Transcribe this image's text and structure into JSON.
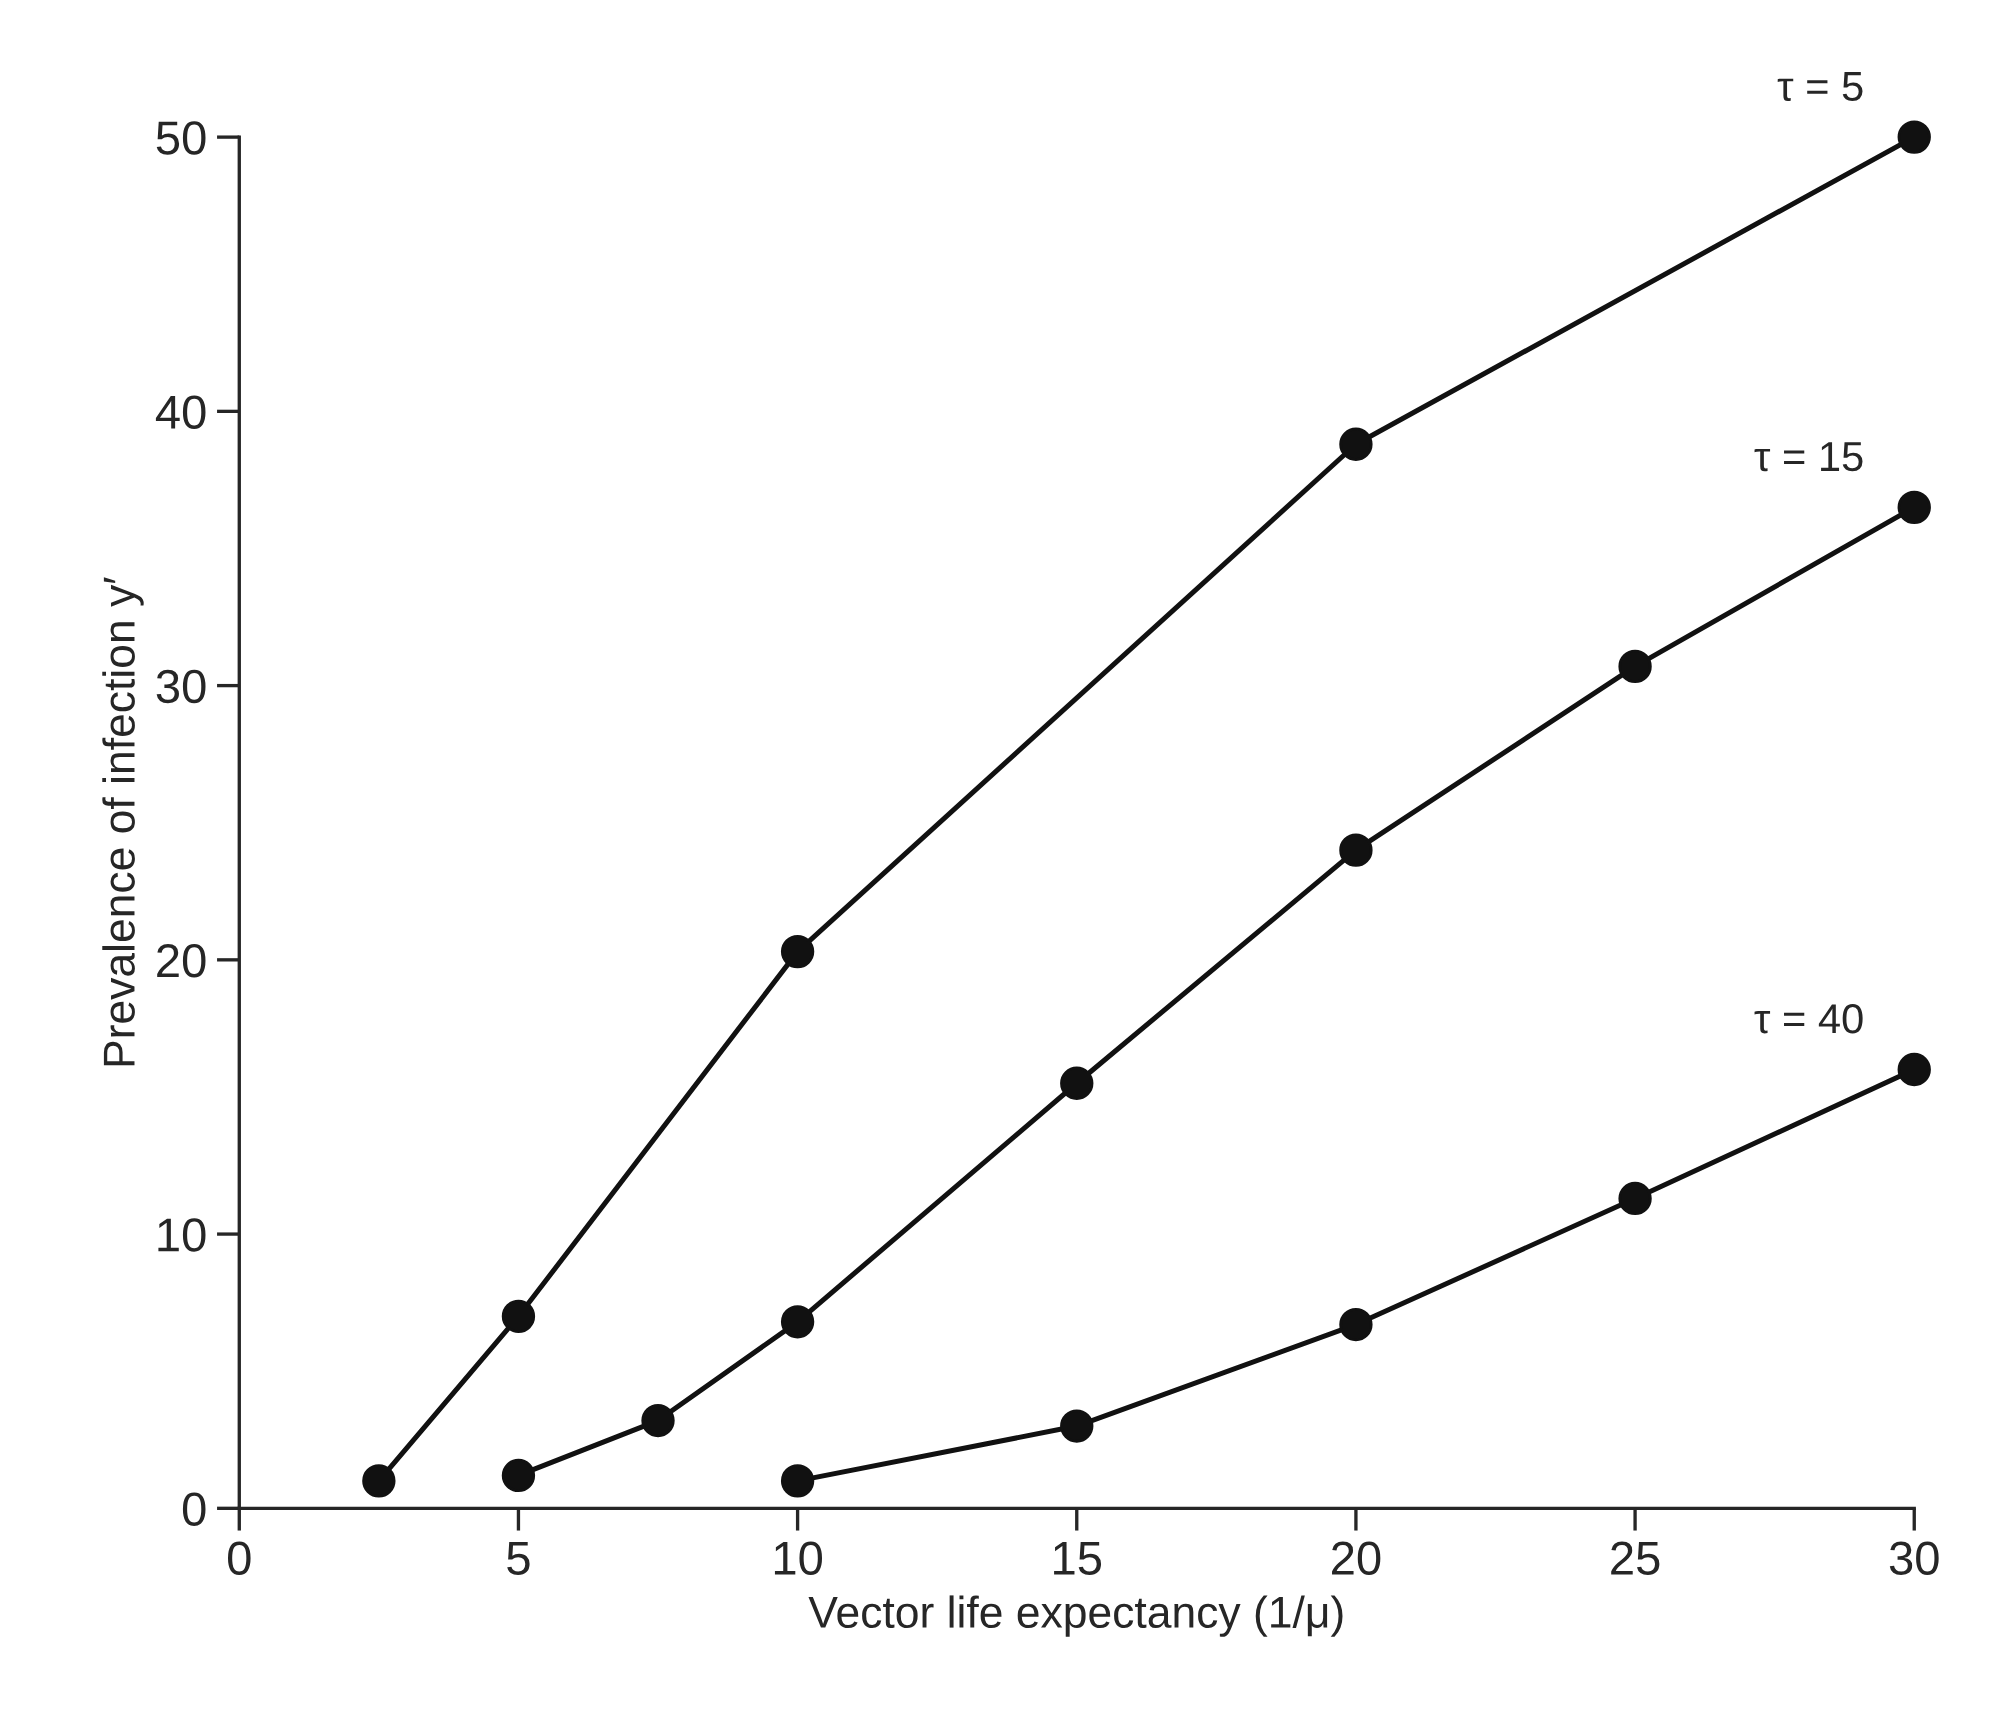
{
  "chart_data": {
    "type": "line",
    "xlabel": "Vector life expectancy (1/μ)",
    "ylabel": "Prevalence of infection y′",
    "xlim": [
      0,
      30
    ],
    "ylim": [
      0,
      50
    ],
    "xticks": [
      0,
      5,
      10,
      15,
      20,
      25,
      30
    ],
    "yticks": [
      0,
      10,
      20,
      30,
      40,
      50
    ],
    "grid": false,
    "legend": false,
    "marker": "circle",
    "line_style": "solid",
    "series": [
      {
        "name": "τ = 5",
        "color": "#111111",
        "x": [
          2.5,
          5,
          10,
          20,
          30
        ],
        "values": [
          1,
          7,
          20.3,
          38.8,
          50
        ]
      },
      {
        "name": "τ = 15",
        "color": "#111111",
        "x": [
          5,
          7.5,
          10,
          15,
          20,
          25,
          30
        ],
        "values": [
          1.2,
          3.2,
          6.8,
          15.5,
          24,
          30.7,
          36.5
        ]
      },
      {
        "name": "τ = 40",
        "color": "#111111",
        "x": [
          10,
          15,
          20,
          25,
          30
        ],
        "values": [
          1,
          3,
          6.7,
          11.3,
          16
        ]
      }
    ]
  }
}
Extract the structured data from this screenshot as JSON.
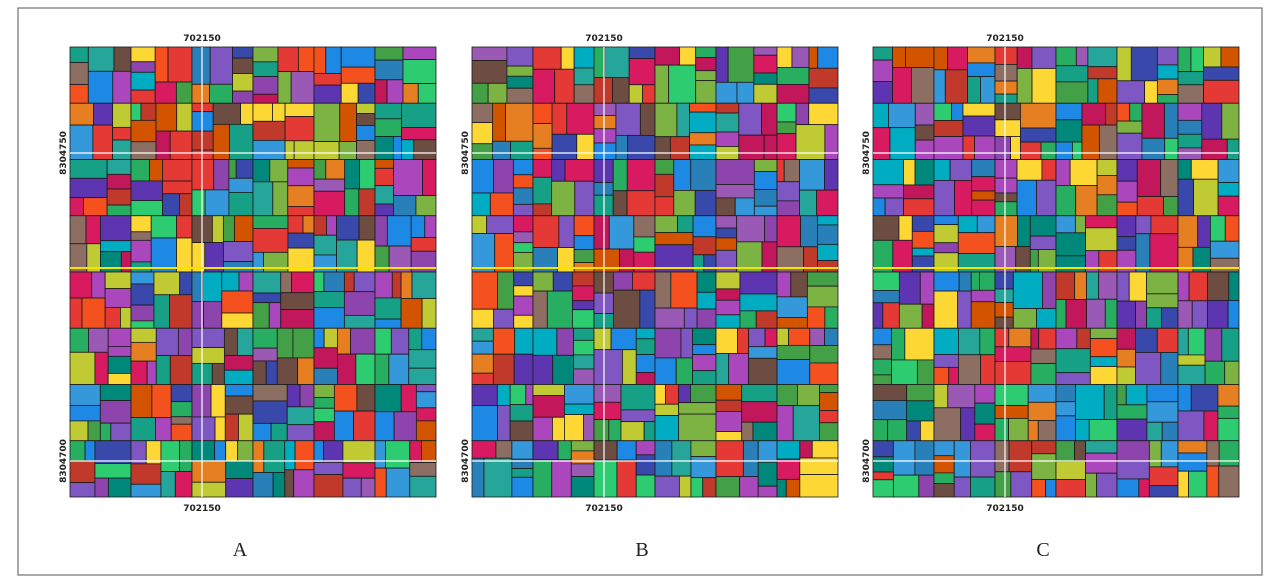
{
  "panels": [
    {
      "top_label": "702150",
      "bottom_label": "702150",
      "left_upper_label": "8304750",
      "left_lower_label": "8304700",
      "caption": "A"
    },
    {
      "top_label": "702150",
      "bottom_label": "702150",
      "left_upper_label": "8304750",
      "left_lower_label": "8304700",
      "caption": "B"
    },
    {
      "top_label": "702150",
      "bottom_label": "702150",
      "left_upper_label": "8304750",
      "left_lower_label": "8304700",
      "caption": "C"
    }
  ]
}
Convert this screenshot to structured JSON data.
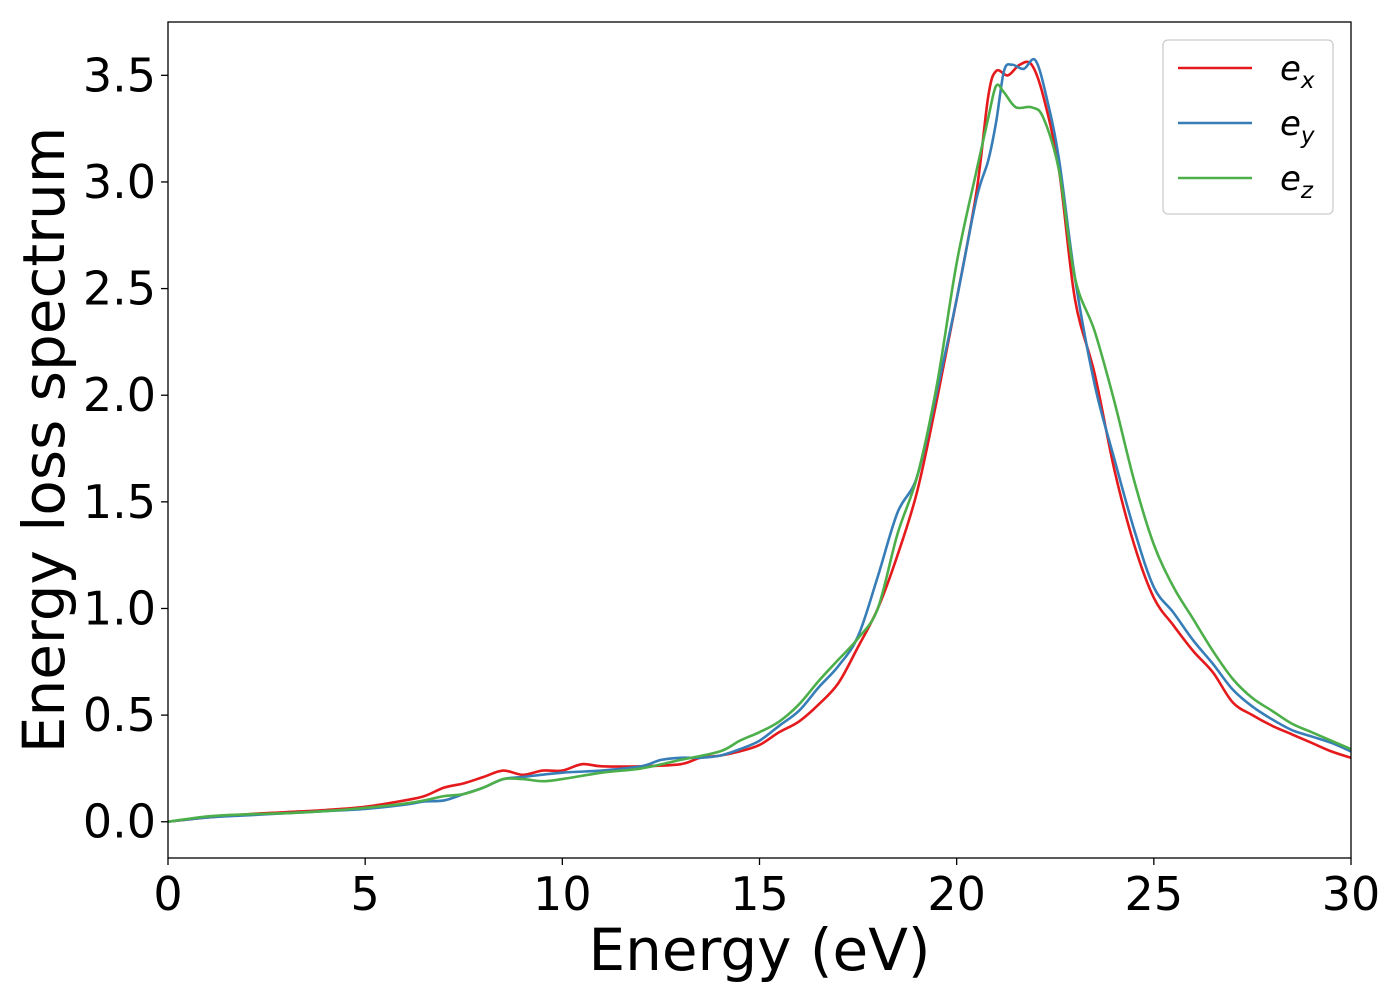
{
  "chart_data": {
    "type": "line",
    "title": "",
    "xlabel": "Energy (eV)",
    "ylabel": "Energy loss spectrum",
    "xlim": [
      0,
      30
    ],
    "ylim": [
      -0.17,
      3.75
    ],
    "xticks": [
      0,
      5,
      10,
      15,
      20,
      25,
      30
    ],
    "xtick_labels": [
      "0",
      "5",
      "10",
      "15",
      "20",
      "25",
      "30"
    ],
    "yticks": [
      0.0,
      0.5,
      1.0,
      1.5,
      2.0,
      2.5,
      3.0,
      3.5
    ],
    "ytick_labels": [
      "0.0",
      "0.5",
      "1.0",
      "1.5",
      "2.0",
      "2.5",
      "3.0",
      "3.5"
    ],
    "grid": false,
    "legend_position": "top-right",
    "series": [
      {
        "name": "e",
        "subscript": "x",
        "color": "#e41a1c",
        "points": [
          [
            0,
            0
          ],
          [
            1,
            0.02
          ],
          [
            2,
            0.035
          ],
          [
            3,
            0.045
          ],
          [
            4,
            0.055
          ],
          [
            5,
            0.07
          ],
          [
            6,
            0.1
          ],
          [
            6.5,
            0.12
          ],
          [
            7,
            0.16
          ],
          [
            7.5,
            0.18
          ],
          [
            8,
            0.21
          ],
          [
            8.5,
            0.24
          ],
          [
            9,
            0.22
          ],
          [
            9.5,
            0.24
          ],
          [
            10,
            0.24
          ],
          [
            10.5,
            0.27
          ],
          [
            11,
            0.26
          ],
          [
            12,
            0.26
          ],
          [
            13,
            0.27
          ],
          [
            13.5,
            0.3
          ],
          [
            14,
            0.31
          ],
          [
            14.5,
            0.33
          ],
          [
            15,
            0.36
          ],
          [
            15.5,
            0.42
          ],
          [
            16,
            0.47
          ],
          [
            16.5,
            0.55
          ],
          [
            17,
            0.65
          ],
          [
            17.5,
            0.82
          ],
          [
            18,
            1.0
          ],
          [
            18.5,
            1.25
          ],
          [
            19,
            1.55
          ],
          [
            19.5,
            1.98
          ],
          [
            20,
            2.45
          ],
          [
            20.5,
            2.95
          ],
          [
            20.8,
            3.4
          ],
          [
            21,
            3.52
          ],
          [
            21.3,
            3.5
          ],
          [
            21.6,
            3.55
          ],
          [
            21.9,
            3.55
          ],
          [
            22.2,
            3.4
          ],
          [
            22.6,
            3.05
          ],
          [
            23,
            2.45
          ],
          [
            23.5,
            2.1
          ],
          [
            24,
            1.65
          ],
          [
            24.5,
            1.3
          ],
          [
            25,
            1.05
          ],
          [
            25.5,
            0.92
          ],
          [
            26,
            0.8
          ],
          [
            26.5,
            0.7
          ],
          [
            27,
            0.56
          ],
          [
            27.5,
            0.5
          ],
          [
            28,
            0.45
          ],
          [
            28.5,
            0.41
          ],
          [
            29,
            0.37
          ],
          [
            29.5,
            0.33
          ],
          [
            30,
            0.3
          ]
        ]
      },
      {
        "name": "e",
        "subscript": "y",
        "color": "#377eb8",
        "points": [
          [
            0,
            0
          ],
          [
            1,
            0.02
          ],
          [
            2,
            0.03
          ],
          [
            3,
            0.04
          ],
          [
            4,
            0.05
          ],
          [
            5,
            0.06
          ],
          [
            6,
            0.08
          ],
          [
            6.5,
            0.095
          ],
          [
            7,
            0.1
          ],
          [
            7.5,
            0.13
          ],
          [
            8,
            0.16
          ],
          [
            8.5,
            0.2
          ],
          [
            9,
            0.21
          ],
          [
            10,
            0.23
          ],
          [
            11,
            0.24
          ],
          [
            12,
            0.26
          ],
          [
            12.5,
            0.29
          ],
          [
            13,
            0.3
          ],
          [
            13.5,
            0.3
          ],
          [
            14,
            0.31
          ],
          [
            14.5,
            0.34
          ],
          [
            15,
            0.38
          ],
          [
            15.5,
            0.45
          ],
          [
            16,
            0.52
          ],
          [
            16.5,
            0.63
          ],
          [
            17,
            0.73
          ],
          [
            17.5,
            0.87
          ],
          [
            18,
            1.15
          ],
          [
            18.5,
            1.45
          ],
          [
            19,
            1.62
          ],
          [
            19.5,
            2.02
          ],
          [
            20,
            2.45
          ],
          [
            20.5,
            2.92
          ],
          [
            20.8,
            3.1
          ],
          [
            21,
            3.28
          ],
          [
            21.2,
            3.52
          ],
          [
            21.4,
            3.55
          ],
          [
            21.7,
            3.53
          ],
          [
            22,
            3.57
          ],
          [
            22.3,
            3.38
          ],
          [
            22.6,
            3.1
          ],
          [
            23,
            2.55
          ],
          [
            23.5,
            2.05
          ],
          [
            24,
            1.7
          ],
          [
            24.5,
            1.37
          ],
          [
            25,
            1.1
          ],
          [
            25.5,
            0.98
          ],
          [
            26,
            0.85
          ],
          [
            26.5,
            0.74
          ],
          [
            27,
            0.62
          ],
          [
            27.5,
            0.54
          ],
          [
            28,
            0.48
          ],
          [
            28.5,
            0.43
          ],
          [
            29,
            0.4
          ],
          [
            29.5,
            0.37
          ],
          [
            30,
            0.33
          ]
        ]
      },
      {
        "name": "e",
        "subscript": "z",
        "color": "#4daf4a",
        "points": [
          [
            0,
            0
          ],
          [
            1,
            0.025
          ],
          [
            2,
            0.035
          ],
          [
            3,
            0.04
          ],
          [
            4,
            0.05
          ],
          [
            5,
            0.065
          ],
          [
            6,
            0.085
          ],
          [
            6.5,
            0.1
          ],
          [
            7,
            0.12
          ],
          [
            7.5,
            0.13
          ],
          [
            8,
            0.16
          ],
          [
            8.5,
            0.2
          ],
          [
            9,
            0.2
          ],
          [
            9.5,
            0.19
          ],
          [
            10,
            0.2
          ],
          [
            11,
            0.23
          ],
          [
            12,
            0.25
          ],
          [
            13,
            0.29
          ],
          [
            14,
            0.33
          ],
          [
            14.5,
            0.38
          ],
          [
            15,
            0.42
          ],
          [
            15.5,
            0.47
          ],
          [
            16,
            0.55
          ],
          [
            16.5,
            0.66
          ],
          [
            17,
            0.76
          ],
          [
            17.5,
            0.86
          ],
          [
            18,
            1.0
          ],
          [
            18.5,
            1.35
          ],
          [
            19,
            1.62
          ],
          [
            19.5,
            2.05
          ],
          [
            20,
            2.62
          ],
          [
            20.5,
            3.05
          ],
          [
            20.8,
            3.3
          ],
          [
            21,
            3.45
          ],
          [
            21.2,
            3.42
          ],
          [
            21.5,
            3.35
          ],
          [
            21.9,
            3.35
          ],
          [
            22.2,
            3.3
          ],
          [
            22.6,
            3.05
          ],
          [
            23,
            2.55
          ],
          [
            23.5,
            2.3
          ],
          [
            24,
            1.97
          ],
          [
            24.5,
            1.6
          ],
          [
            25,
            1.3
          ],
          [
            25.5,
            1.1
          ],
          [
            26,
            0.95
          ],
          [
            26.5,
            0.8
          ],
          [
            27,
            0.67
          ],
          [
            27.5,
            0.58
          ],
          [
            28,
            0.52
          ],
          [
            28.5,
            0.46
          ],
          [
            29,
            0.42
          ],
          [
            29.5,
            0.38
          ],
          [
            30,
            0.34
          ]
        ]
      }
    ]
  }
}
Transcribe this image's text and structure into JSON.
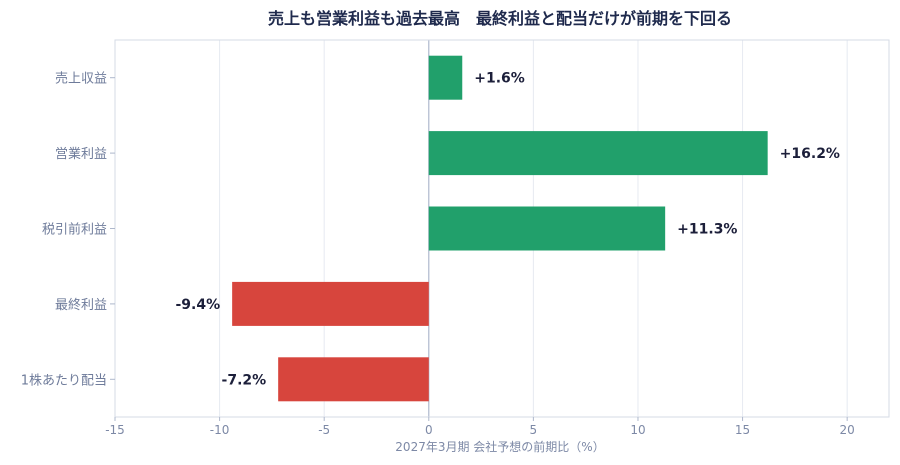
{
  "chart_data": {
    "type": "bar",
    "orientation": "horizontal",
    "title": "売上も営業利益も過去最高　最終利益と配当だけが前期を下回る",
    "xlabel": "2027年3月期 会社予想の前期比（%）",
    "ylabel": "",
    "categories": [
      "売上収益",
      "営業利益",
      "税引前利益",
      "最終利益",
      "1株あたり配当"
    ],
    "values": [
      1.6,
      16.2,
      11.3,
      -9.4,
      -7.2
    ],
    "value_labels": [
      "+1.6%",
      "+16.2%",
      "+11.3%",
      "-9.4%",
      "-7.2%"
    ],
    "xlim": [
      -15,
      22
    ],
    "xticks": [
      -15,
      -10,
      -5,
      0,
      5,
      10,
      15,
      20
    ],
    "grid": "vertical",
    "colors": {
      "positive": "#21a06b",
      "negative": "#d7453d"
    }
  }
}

→ **WHAT THE EXERCISE ASKS**: Extract lines where the string "JSON" occurs.

→ **RESULT FOR THIS TASK**:
Transcribe this image's text and structure into JSON.
Extract the structured data from this screenshot as JSON.
Convert this screenshot to structured JSON data.
Transcribe this image's text and structure into JSON.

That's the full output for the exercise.